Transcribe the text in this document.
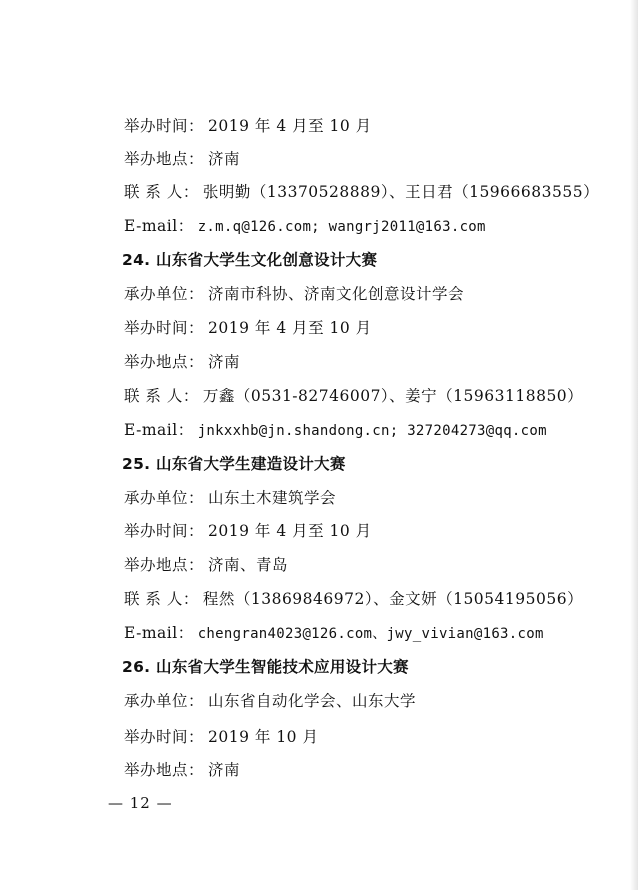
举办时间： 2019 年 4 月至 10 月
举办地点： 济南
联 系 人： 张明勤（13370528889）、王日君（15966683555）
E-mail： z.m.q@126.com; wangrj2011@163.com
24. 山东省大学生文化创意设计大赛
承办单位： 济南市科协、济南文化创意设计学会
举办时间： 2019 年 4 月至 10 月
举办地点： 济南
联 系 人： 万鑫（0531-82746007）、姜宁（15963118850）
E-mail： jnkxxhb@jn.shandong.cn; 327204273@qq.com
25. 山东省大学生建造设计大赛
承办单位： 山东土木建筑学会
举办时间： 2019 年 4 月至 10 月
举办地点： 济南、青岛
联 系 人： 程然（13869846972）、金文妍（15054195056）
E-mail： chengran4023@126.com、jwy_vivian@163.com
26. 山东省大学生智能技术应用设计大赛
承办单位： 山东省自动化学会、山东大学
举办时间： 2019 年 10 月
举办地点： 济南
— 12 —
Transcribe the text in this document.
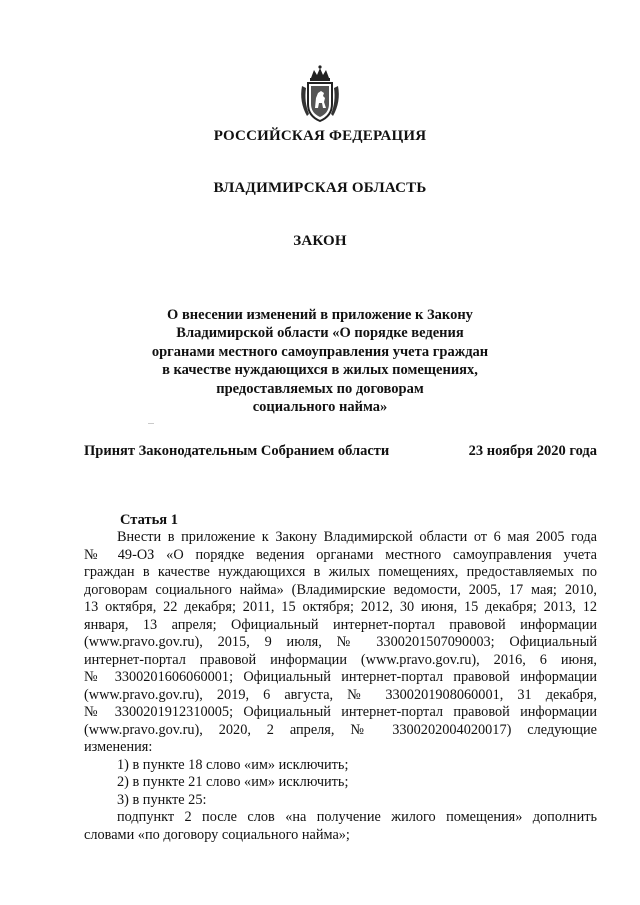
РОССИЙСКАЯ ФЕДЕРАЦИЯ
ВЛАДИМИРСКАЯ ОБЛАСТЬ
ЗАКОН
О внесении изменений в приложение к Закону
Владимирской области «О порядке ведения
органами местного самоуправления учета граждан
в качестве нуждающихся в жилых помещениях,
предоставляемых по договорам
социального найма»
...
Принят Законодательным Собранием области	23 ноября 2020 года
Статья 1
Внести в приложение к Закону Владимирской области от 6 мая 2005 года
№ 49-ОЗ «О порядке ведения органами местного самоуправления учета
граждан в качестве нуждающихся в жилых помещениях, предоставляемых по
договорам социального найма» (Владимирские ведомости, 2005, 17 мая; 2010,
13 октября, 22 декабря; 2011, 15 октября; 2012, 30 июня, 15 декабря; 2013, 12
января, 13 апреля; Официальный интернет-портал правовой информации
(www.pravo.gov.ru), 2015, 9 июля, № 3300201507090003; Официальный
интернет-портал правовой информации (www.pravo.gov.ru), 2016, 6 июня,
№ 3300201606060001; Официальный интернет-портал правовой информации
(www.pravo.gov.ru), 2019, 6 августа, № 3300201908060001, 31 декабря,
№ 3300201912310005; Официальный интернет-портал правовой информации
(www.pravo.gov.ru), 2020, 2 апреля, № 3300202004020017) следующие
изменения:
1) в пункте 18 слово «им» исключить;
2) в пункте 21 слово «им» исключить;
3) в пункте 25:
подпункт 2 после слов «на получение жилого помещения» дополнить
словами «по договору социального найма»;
· · · ·
• [What you should do] Reproduce each line from the records that contains the word "Официальный".

• [Solution to this problem]
января, 13 апреля; Официальный интернет-портал правовой информации
(www.pravo.gov.ru), 2015, 9 июля, № 3300201507090003; Официальный
№ 3300201606060001; Официальный интернет-портал правовой информации
№ 3300201912310005; Официальный интернет-портал правовой информации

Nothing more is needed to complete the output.